## Text shown:

I wanted to call this “the second installment of what the fuck is wrong with people.” Instead, I think it’s more about crazy shit happening all around us. Here are a few highlights that I don’t think you’ll want to miss.
First up, the city council of Pikeville, Tennessee has said if you are wearing saggy pants, you’re paying a fine. That’s right, pants on the ground, pants on the ground, looking like a fool with your pants on the ground, now means you’ll have to pay up to $50. Three other cities previously have ban saggy pants. Believe me, I don’t wanna see the cracks, but in a country of freedom, a dress code for a city just doesn’t seem right.
While folks in Pikeville are worrying about how low someones pants are, the Secret Service was concerned with a man who decided to strip naked outside the White House, while insisting he had an appointment with the president. I can hear that conversation now. “I have an appointment with President Obama. Nice weather we’re having. Don’t mind me. I’m just going to take off all my clothes while I’m waiting.”

## Exercise tasks:
**A.** In the commentary, how much can a person in Pikeville, Tennessee have to pay for wearing saggy pants?
**B.** Extract the passage of the commentary that begins with the words "I wanted to" and stops after "want to miss.".
This material has no connection to the commentary.

[Source data]
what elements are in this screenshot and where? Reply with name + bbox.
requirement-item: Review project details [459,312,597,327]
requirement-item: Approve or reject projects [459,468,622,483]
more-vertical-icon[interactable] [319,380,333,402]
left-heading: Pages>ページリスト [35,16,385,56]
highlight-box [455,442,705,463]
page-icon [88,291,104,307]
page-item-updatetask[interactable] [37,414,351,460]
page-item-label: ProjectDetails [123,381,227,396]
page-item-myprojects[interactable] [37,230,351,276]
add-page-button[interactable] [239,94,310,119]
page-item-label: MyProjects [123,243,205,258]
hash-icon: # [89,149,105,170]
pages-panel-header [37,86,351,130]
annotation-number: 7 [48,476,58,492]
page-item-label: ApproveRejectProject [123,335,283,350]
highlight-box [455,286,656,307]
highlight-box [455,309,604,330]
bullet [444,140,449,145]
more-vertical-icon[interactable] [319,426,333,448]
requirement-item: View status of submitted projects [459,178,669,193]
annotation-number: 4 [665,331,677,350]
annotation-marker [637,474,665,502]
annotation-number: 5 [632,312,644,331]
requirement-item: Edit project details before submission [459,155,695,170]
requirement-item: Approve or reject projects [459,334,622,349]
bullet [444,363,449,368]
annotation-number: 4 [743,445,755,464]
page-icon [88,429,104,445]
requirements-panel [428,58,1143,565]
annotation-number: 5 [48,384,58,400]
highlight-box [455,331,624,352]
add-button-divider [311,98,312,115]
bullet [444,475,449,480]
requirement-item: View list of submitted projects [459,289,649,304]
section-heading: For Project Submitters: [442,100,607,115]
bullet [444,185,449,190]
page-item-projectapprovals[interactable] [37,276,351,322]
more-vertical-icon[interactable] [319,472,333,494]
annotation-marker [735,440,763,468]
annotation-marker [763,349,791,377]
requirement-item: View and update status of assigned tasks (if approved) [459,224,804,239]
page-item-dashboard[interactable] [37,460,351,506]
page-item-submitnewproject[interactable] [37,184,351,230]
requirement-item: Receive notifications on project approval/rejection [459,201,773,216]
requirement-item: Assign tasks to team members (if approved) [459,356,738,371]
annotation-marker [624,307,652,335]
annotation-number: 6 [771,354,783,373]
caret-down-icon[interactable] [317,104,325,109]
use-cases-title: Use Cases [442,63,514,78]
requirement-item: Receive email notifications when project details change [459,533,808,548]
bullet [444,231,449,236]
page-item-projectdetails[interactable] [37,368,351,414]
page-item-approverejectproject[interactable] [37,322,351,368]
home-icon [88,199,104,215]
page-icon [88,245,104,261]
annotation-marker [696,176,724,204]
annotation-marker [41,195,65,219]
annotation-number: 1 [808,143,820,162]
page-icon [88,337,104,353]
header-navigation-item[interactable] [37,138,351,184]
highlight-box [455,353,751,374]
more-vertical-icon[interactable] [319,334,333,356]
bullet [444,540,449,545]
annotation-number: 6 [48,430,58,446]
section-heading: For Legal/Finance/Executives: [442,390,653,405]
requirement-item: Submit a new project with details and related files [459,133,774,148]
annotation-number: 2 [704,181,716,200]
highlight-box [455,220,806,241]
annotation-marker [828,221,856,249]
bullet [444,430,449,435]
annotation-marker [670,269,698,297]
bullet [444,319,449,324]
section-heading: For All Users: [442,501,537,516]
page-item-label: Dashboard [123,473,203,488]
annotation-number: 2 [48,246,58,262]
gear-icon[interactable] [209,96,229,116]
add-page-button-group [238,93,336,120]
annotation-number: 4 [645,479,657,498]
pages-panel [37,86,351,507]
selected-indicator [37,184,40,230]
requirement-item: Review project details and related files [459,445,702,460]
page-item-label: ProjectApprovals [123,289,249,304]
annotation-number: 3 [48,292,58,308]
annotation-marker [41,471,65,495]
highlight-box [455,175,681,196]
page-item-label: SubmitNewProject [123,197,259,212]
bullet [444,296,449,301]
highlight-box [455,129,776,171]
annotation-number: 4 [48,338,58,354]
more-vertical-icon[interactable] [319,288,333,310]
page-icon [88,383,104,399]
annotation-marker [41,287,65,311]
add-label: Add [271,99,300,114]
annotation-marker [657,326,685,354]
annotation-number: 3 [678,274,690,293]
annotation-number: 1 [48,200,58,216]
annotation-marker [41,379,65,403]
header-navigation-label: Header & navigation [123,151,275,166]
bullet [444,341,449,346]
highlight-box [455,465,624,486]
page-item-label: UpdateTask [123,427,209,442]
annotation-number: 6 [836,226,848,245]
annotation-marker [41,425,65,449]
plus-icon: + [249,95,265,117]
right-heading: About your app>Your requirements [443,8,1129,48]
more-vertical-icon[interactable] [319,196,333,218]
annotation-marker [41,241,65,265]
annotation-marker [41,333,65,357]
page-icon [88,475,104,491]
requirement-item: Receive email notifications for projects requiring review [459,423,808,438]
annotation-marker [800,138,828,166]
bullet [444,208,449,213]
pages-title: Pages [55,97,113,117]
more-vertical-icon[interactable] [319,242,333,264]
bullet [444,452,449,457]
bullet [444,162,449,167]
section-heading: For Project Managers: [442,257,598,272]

## Answers by item:
**A.** Up to $50.

**B.**
I wanted to call this “the second installment of what the fuck is wrong with people.” Instead, I think it’s more about crazy shit happening all around us. Here are a few highlights that I don’t think you’ll want to miss.